▶ [Short problem]: Find all the lines with "Konto" and gather them.

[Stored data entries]
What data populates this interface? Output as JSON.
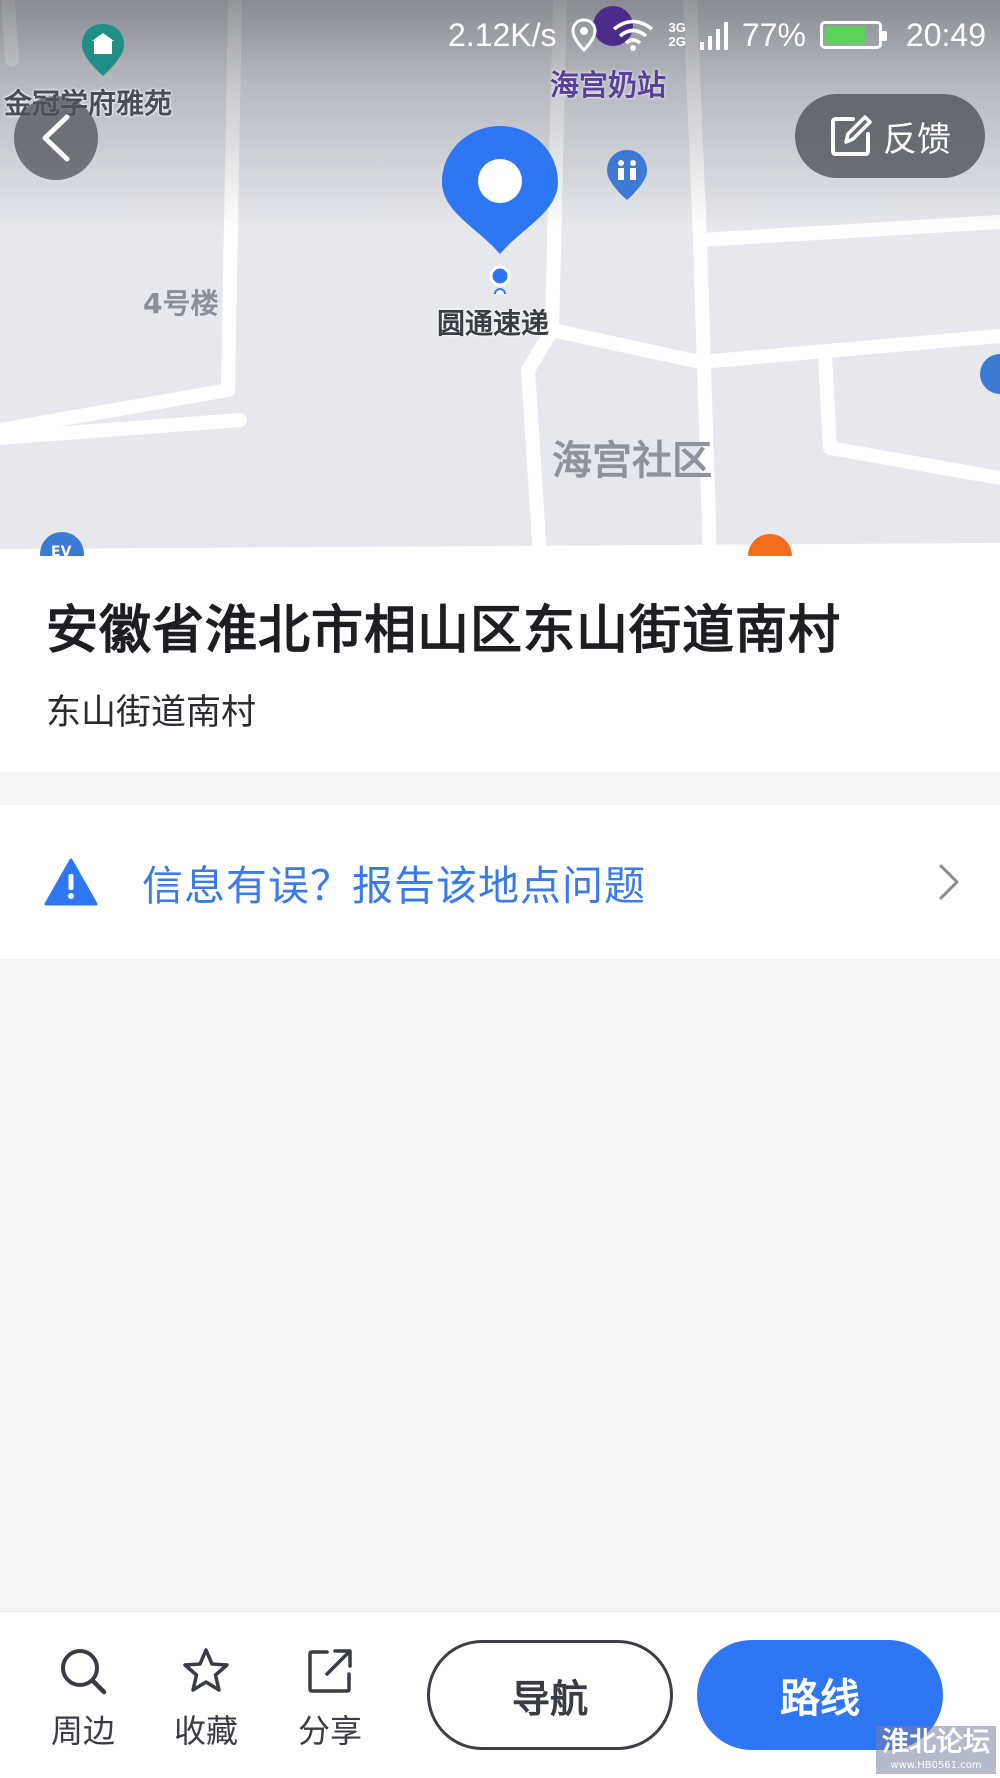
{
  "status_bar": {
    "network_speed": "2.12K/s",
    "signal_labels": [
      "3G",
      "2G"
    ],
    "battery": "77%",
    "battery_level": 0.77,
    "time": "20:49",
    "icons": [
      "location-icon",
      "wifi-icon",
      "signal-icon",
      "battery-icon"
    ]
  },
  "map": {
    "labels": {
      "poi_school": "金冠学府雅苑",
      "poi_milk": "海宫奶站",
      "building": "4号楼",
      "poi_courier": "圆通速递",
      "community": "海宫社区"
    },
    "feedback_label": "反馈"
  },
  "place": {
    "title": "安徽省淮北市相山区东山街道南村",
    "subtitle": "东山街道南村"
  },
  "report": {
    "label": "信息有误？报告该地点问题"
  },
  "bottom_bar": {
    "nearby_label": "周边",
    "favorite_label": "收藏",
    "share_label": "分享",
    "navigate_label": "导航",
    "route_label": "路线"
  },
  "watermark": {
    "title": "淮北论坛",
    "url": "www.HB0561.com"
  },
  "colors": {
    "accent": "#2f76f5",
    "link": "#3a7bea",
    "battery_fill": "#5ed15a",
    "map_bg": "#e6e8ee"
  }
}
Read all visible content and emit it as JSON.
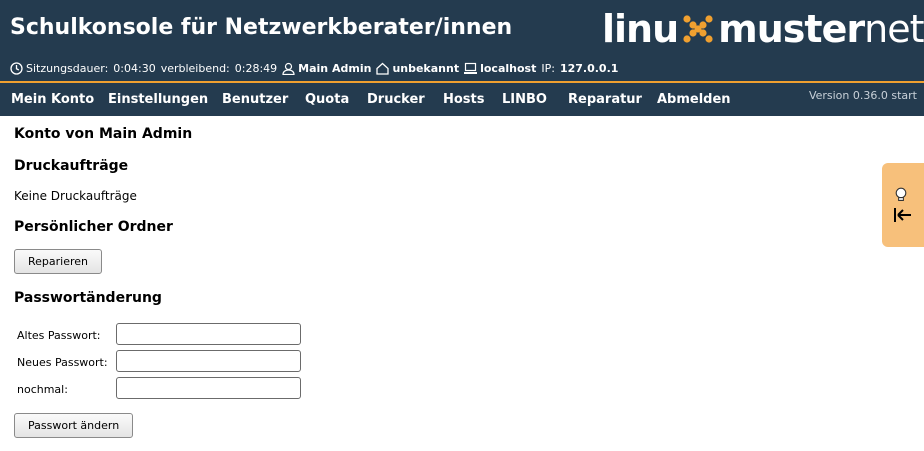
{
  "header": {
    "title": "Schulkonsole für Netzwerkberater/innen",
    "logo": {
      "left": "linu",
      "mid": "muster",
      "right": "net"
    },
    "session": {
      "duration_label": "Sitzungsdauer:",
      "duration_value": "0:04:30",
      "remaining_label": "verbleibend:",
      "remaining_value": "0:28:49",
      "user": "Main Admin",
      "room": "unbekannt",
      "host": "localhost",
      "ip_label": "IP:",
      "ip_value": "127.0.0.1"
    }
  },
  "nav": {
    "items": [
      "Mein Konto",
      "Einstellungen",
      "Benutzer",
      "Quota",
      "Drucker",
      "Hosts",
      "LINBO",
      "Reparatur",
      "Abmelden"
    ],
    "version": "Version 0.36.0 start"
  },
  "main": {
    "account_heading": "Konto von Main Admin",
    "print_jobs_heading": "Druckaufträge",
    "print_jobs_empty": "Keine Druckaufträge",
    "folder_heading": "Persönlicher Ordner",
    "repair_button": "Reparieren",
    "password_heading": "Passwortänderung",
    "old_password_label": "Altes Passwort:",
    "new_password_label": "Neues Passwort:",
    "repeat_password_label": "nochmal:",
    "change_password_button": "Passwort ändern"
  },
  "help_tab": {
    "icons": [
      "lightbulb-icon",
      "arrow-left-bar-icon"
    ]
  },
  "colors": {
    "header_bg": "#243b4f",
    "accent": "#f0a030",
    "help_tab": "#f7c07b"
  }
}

▶ [Solution for this problem]:
      "Mein Konto",
    "account_heading": "Konto von Main Admin",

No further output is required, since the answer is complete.